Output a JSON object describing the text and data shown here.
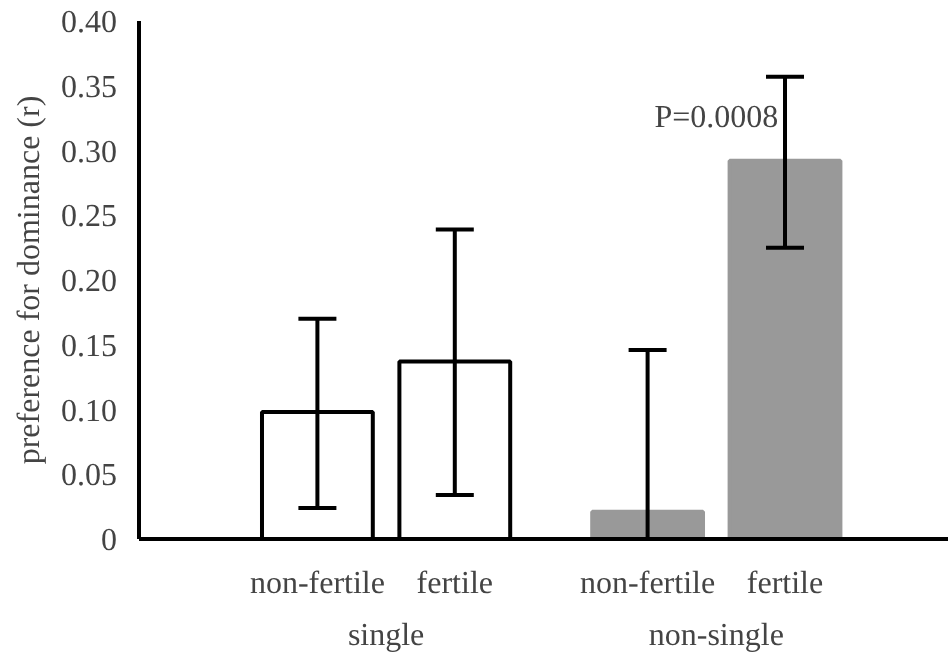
{
  "chart_data": {
    "type": "bar",
    "ylabel": "preference for dominance (r)",
    "categories": [
      "non-fertile",
      "fertile",
      "non-fertile",
      "fertile"
    ],
    "values": [
      0.098,
      0.137,
      0.021,
      0.292
    ],
    "colors": [
      "#ffffff",
      "#ffffff",
      "#999999",
      "#999999"
    ],
    "errors": [
      [
        0.024,
        0.17
      ],
      [
        0.034,
        0.239
      ],
      [
        0,
        0.146
      ],
      [
        0.225,
        0.357
      ]
    ],
    "ylim": [
      0,
      0.4
    ],
    "yticks": [
      {
        "value": 0,
        "label": "0"
      },
      {
        "value": 0.05,
        "label": "0.05"
      },
      {
        "value": 0.1,
        "label": "0.10"
      },
      {
        "value": 0.15,
        "label": "0.15"
      },
      {
        "value": 0.2,
        "label": "0.20"
      },
      {
        "value": 0.25,
        "label": "0.25"
      },
      {
        "value": 0.3,
        "label": "0.30"
      },
      {
        "value": 0.35,
        "label": "0.35"
      },
      {
        "value": 0.4,
        "label": "0.40"
      }
    ],
    "annotations": [
      "single",
      "non-single",
      "P=0.0008"
    ],
    "grid": false
  }
}
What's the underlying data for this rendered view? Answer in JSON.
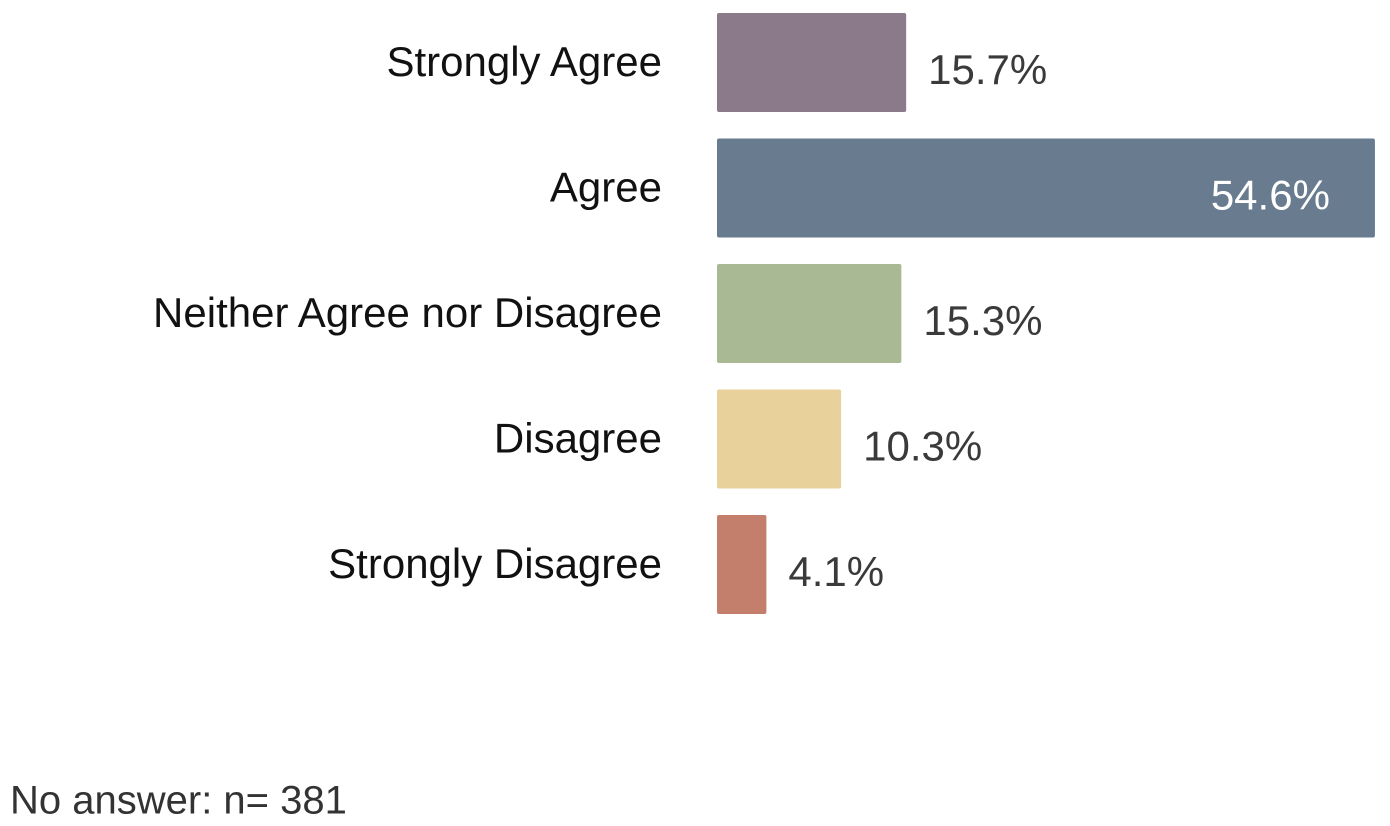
{
  "chart_data": {
    "type": "bar",
    "orientation": "horizontal",
    "categories": [
      "Strongly Agree",
      "Agree",
      "Neither Agree nor Disagree",
      "Disagree",
      "Strongly Disagree"
    ],
    "values": [
      15.7,
      54.6,
      15.3,
      10.3,
      4.1
    ],
    "value_labels": [
      "15.7%",
      "54.6%",
      "15.3%",
      "10.3%",
      "4.1%"
    ],
    "colors": [
      "#8b7b8a",
      "#687b8f",
      "#a9b994",
      "#e8d19a",
      "#c47f6c"
    ],
    "note": "No answer: n= 381"
  }
}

━━━━━━━━━━━━━━━━

## Given exercise
Count every line in the listing above that holds "JSON", then report only the count.

## The response
2